BRIEF => Without the pictures, can you quote each line below exactly?
## start
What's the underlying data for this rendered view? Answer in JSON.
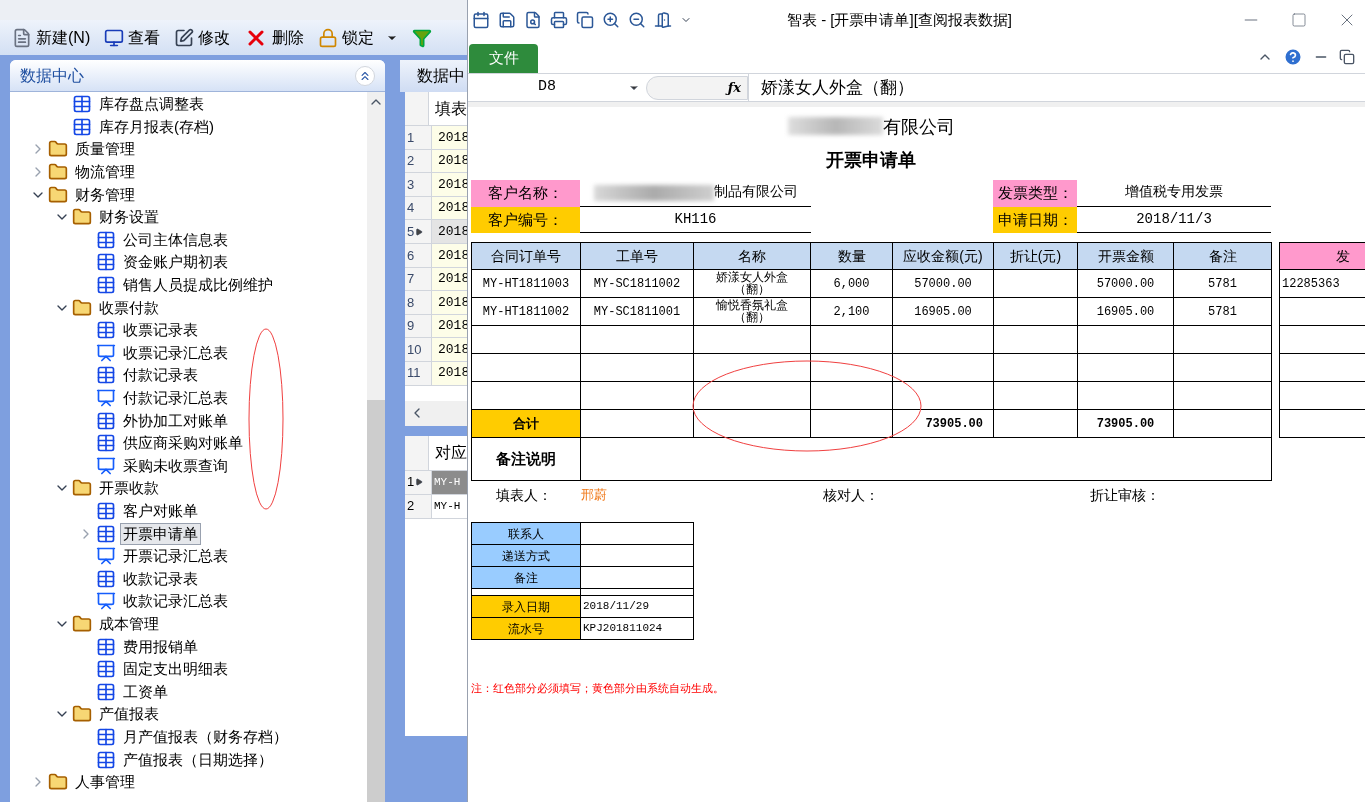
{
  "toolbar": [
    {
      "kind": "new",
      "label": "新建(N)"
    },
    {
      "kind": "view",
      "label": "查看"
    },
    {
      "kind": "edit",
      "label": "修改"
    },
    {
      "kind": "delete",
      "label": "删除"
    },
    {
      "kind": "lock",
      "label": "锁定"
    },
    {
      "kind": "filter"
    }
  ],
  "sidebar": {
    "title": "数据中心",
    "partial_items": [
      {
        "kind": "table",
        "label": "库存盘点调整表",
        "selected": false
      },
      {
        "kind": "table",
        "label": "库存月报表(存档)",
        "selected": false
      }
    ],
    "tree": [
      {
        "kind": "folder",
        "label": "质量管理",
        "expanded": false,
        "selected": false
      },
      {
        "kind": "folder",
        "label": "物流管理",
        "expanded": false,
        "selected": false
      },
      {
        "kind": "folder",
        "label": "财务管理",
        "expanded": true,
        "selected": false,
        "children": [
          {
            "kind": "folder",
            "label": "财务设置",
            "expanded": true,
            "selected": false,
            "children": [
              {
                "kind": "table",
                "label": "公司主体信息表",
                "selected": false
              },
              {
                "kind": "table",
                "label": "资金账户期初表",
                "selected": false
              },
              {
                "kind": "table",
                "label": "销售人员提成比例维护",
                "selected": false
              }
            ]
          },
          {
            "kind": "folder",
            "label": "收票付款",
            "expanded": true,
            "selected": false,
            "children": [
              {
                "kind": "table",
                "label": "收票记录表",
                "selected": false
              },
              {
                "kind": "summary",
                "label": "收票记录汇总表",
                "selected": false
              },
              {
                "kind": "table",
                "label": "付款记录表",
                "selected": false
              },
              {
                "kind": "summary",
                "label": "付款记录汇总表",
                "selected": false
              },
              {
                "kind": "table",
                "label": "外协加工对账单",
                "selected": false
              },
              {
                "kind": "table",
                "label": "供应商采购对账单",
                "selected": false
              },
              {
                "kind": "summary",
                "label": "采购未收票查询",
                "selected": false
              }
            ]
          },
          {
            "kind": "folder",
            "label": "开票收款",
            "expanded": true,
            "selected": false,
            "children": [
              {
                "kind": "table",
                "label": "客户对账单",
                "selected": false
              },
              {
                "kind": "table",
                "label": "开票申请单",
                "selected": true,
                "expanded": false
              },
              {
                "kind": "summary",
                "label": "开票记录汇总表",
                "selected": false
              },
              {
                "kind": "table",
                "label": "收款记录表",
                "selected": false
              },
              {
                "kind": "summary",
                "label": "收款记录汇总表",
                "selected": false
              }
            ]
          },
          {
            "kind": "folder",
            "label": "成本管理",
            "expanded": true,
            "selected": false,
            "children": [
              {
                "kind": "table",
                "label": "费用报销单",
                "selected": false
              },
              {
                "kind": "table",
                "label": "固定支出明细表",
                "selected": false
              },
              {
                "kind": "table",
                "label": "工资单",
                "selected": false
              }
            ]
          },
          {
            "kind": "folder",
            "label": "产值报表",
            "expanded": true,
            "selected": false,
            "children": [
              {
                "kind": "table",
                "label": "月产值报表（财务存档）",
                "selected": false
              },
              {
                "kind": "table",
                "label": "产值报表（日期选择）",
                "selected": false
              }
            ]
          }
        ]
      },
      {
        "kind": "folder",
        "label": "人事管理",
        "expanded": false,
        "selected": false
      }
    ]
  },
  "middle": {
    "tab": "数据中",
    "header": "填表",
    "rows": [
      {
        "num": "1",
        "cell": "2018",
        "selected": false
      },
      {
        "num": "2",
        "cell": "2018",
        "selected": false
      },
      {
        "num": "3",
        "cell": "2018",
        "selected": false
      },
      {
        "num": "4",
        "cell": "2018",
        "selected": false
      },
      {
        "num": "5",
        "cell": "2018",
        "selected": true
      },
      {
        "num": "6",
        "cell": "2018",
        "selected": false
      },
      {
        "num": "7",
        "cell": "2018",
        "selected": false
      },
      {
        "num": "8",
        "cell": "2018",
        "selected": false
      },
      {
        "num": "9",
        "cell": "2018",
        "selected": false
      },
      {
        "num": "10",
        "cell": "2018",
        "selected": false
      },
      {
        "num": "11",
        "cell": "2018",
        "selected": false
      }
    ],
    "lower_header": "对应",
    "lower_rows": [
      {
        "num": "1",
        "cell": "MY-H",
        "selected": true
      },
      {
        "num": "2",
        "cell": "MY-H",
        "selected": false
      }
    ]
  },
  "window": {
    "title": "智表 - [开票申请单][查阅报表数据]",
    "file_tab": "文件",
    "cell_ref": "D8",
    "function_label": "ƒx",
    "formula": "娇漾女人外盒（翻）"
  },
  "sheet": {
    "company": "有限公司",
    "form_title": "开票申请单",
    "left_fields": [
      {
        "label": "客户名称：",
        "value": "制品有限公司",
        "kind": "required",
        "redacted": true
      },
      {
        "label": "客户编号：",
        "value": "KH116",
        "kind": "auto",
        "redacted": false
      }
    ],
    "right_fields": [
      {
        "label": "发票类型：",
        "value": "增值税专用发票",
        "kind": "required",
        "redacted": false
      },
      {
        "label": "申请日期：",
        "value": "2018/11/3",
        "kind": "auto",
        "redacted": false
      }
    ],
    "columns": [
      "合同订单号",
      "工单号",
      "名称",
      "数量",
      "应收金额(元)",
      "折让(元)",
      "开票金额",
      "备注"
    ],
    "rows": [
      {
        "cells": [
          "MY-HT1811003",
          "MY-SC1811002",
          "娇漾女人外盒（翻）",
          "6,000",
          "57000.00",
          null,
          "57000.00",
          "5781"
        ]
      },
      {
        "cells": [
          "MY-HT1811002",
          "MY-SC1811001",
          "愉悦香氛礼盒（翻）",
          "2,100",
          "16905.00",
          null,
          "16905.00",
          "5781"
        ]
      }
    ],
    "total": {
      "label": "合计",
      "receivable": "73905.00",
      "invoiced": "73905.00"
    },
    "remarks_label": "备注说明",
    "side_column": {
      "header": "发",
      "values": [
        "12285363"
      ]
    },
    "signatures": [
      {
        "label": "填表人：",
        "value": "邢蔚"
      },
      {
        "label": "核对人："
      },
      {
        "label": "折让审核："
      }
    ],
    "contact_rows": [
      {
        "label": "联系人",
        "kind": "input"
      },
      {
        "label": "递送方式",
        "kind": "input"
      },
      {
        "label": "备注",
        "kind": "input"
      },
      {
        "label": "录入日期",
        "value": "2018/11/29",
        "kind": "auto"
      },
      {
        "label": "流水号",
        "value": "KPJ201811024",
        "kind": "auto"
      }
    ],
    "note": "注：红色部分必须填写；黄色部分由系统自动生成。"
  }
}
## end
REPLY =>
What's the underlying data for this rendered view? Answer in JSON.
{
  "toolbar": [
    {
      "kind": "new",
      "label": "新建(N)"
    },
    {
      "kind": "view",
      "label": "查看"
    },
    {
      "kind": "edit",
      "label": "修改"
    },
    {
      "kind": "delete",
      "label": "删除"
    },
    {
      "kind": "lock",
      "label": "锁定"
    },
    {
      "kind": "filter"
    }
  ],
  "sidebar": {
    "title": "数据中心",
    "partial_items": [
      {
        "kind": "table",
        "label": "库存盘点调整表",
        "selected": false
      },
      {
        "kind": "table",
        "label": "库存月报表(存档)",
        "selected": false
      }
    ],
    "tree": [
      {
        "kind": "folder",
        "label": "质量管理",
        "expanded": false,
        "selected": false
      },
      {
        "kind": "folder",
        "label": "物流管理",
        "expanded": false,
        "selected": false
      },
      {
        "kind": "folder",
        "label": "财务管理",
        "expanded": true,
        "selected": false,
        "children": [
          {
            "kind": "folder",
            "label": "财务设置",
            "expanded": true,
            "selected": false,
            "children": [
              {
                "kind": "table",
                "label": "公司主体信息表",
                "selected": false
              },
              {
                "kind": "table",
                "label": "资金账户期初表",
                "selected": false
              },
              {
                "kind": "table",
                "label": "销售人员提成比例维护",
                "selected": false
              }
            ]
          },
          {
            "kind": "folder",
            "label": "收票付款",
            "expanded": true,
            "selected": false,
            "children": [
              {
                "kind": "table",
                "label": "收票记录表",
                "selected": false
              },
              {
                "kind": "summary",
                "label": "收票记录汇总表",
                "selected": false
              },
              {
                "kind": "table",
                "label": "付款记录表",
                "selected": false
              },
              {
                "kind": "summary",
                "label": "付款记录汇总表",
                "selected": false
              },
              {
                "kind": "table",
                "label": "外协加工对账单",
                "selected": false
              },
              {
                "kind": "table",
                "label": "供应商采购对账单",
                "selected": false
              },
              {
                "kind": "summary",
                "label": "采购未收票查询",
                "selected": false
              }
            ]
          },
          {
            "kind": "folder",
            "label": "开票收款",
            "expanded": true,
            "selected": false,
            "children": [
              {
                "kind": "table",
                "label": "客户对账单",
                "selected": false
              },
              {
                "kind": "table",
                "label": "开票申请单",
                "selected": true,
                "expanded": false
              },
              {
                "kind": "summary",
                "label": "开票记录汇总表",
                "selected": false
              },
              {
                "kind": "table",
                "label": "收款记录表",
                "selected": false
              },
              {
                "kind": "summary",
                "label": "收款记录汇总表",
                "selected": false
              }
            ]
          },
          {
            "kind": "folder",
            "label": "成本管理",
            "expanded": true,
            "selected": false,
            "children": [
              {
                "kind": "table",
                "label": "费用报销单",
                "selected": false
              },
              {
                "kind": "table",
                "label": "固定支出明细表",
                "selected": false
              },
              {
                "kind": "table",
                "label": "工资单",
                "selected": false
              }
            ]
          },
          {
            "kind": "folder",
            "label": "产值报表",
            "expanded": true,
            "selected": false,
            "children": [
              {
                "kind": "table",
                "label": "月产值报表（财务存档）",
                "selected": false
              },
              {
                "kind": "table",
                "label": "产值报表（日期选择）",
                "selected": false
              }
            ]
          }
        ]
      },
      {
        "kind": "folder",
        "label": "人事管理",
        "expanded": false,
        "selected": false
      }
    ]
  },
  "middle": {
    "tab": "数据中",
    "header": "填表",
    "rows": [
      {
        "num": "1",
        "cell": "2018",
        "selected": false
      },
      {
        "num": "2",
        "cell": "2018",
        "selected": false
      },
      {
        "num": "3",
        "cell": "2018",
        "selected": false
      },
      {
        "num": "4",
        "cell": "2018",
        "selected": false
      },
      {
        "num": "5",
        "cell": "2018",
        "selected": true
      },
      {
        "num": "6",
        "cell": "2018",
        "selected": false
      },
      {
        "num": "7",
        "cell": "2018",
        "selected": false
      },
      {
        "num": "8",
        "cell": "2018",
        "selected": false
      },
      {
        "num": "9",
        "cell": "2018",
        "selected": false
      },
      {
        "num": "10",
        "cell": "2018",
        "selected": false
      },
      {
        "num": "11",
        "cell": "2018",
        "selected": false
      }
    ],
    "lower_header": "对应",
    "lower_rows": [
      {
        "num": "1",
        "cell": "MY-H",
        "selected": true
      },
      {
        "num": "2",
        "cell": "MY-H",
        "selected": false
      }
    ]
  },
  "window": {
    "title": "智表 - [开票申请单][查阅报表数据]",
    "file_tab": "文件",
    "cell_ref": "D8",
    "function_label": "ƒx",
    "formula": "娇漾女人外盒（翻）"
  },
  "sheet": {
    "company": "有限公司",
    "form_title": "开票申请单",
    "left_fields": [
      {
        "label": "客户名称：",
        "value": "制品有限公司",
        "kind": "required",
        "redacted": true
      },
      {
        "label": "客户编号：",
        "value": "KH116",
        "kind": "auto",
        "redacted": false
      }
    ],
    "right_fields": [
      {
        "label": "发票类型：",
        "value": "增值税专用发票",
        "kind": "required",
        "redacted": false
      },
      {
        "label": "申请日期：",
        "value": "2018/11/3",
        "kind": "auto",
        "redacted": false
      }
    ],
    "columns": [
      "合同订单号",
      "工单号",
      "名称",
      "数量",
      "应收金额(元)",
      "折让(元)",
      "开票金额",
      "备注"
    ],
    "rows": [
      {
        "cells": [
          "MY-HT1811003",
          "MY-SC1811002",
          "娇漾女人外盒（翻）",
          "6,000",
          "57000.00",
          null,
          "57000.00",
          "5781"
        ]
      },
      {
        "cells": [
          "MY-HT1811002",
          "MY-SC1811001",
          "愉悦香氛礼盒（翻）",
          "2,100",
          "16905.00",
          null,
          "16905.00",
          "5781"
        ]
      }
    ],
    "total": {
      "label": "合计",
      "receivable": "73905.00",
      "invoiced": "73905.00"
    },
    "remarks_label": "备注说明",
    "side_column": {
      "header": "发",
      "values": [
        "12285363"
      ]
    },
    "signatures": [
      {
        "label": "填表人：",
        "value": "邢蔚"
      },
      {
        "label": "核对人："
      },
      {
        "label": "折让审核："
      }
    ],
    "contact_rows": [
      {
        "label": "联系人",
        "kind": "input"
      },
      {
        "label": "递送方式",
        "kind": "input"
      },
      {
        "label": "备注",
        "kind": "input"
      },
      {
        "label": "录入日期",
        "value": "2018/11/29",
        "kind": "auto"
      },
      {
        "label": "流水号",
        "value": "KPJ201811024",
        "kind": "auto"
      }
    ],
    "note": "注：红色部分必须填写；黄色部分由系统自动生成。"
  }
}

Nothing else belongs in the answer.